• **DATA FOR THIS TASK**
** Start **
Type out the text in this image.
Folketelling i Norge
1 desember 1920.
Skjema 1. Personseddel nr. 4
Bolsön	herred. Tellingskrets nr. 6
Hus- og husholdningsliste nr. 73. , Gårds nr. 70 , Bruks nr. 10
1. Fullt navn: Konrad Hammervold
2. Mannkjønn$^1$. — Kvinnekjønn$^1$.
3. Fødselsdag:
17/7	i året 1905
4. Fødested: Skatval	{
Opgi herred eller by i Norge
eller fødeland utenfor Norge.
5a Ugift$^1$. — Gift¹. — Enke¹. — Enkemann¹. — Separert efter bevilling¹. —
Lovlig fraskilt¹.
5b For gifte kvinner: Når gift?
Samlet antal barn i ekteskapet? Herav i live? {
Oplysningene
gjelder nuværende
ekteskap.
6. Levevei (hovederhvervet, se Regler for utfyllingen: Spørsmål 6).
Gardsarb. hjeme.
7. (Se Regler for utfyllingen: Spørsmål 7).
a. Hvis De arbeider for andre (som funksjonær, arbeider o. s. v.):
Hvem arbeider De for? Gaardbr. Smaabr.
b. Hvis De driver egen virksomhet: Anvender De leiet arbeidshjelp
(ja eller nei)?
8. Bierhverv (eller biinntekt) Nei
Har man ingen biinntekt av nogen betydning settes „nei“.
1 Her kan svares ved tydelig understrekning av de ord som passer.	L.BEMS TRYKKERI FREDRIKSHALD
** End **
• **WHAT THE EXERCISE ASKS**
Return the listing above word for word.

• **WRITTEN RESPONSE**
Type out the text in this image.
Folketelling i Norge
1 desember 1920.
Skjema 1. Personseddel nr. 4
Bolsön	herred. Tellingskrets nr. 6
Hus- og husholdningsliste nr. 73. , Gårds nr. 70 , Bruks nr. 10
1. Fullt navn: Konrad Hammervold
2. Mannkjønn$^1$. — Kvinnekjønn$^1$.
3. Fødselsdag:
17/7	i året 1905
4. Fødested: Skatval	{
Opgi herred eller by i Norge
eller fødeland utenfor Norge.
5a Ugift$^1$. — Gift¹. — Enke¹. — Enkemann¹. — Separert efter bevilling¹. —
Lovlig fraskilt¹.
5b For gifte kvinner: Når gift?
Samlet antal barn i ekteskapet? Herav i live? {
Oplysningene
gjelder nuværende
ekteskap.
6. Levevei (hovederhvervet, se Regler for utfyllingen: Spørsmål 6).
Gardsarb. hjeme.
7. (Se Regler for utfyllingen: Spørsmål 7).
a. Hvis De arbeider for andre (som funksjonær, arbeider o. s. v.):
Hvem arbeider De for? Gaardbr. Smaabr.
b. Hvis De driver egen virksomhet: Anvender De leiet arbeidshjelp
(ja eller nei)?
8. Bierhverv (eller biinntekt) Nei
Har man ingen biinntekt av nogen betydning settes „nei“.
1 Her kan svares ved tydelig understrekning av de ord som passer.	L.BEMS TRYKKERI FREDRIKSHALD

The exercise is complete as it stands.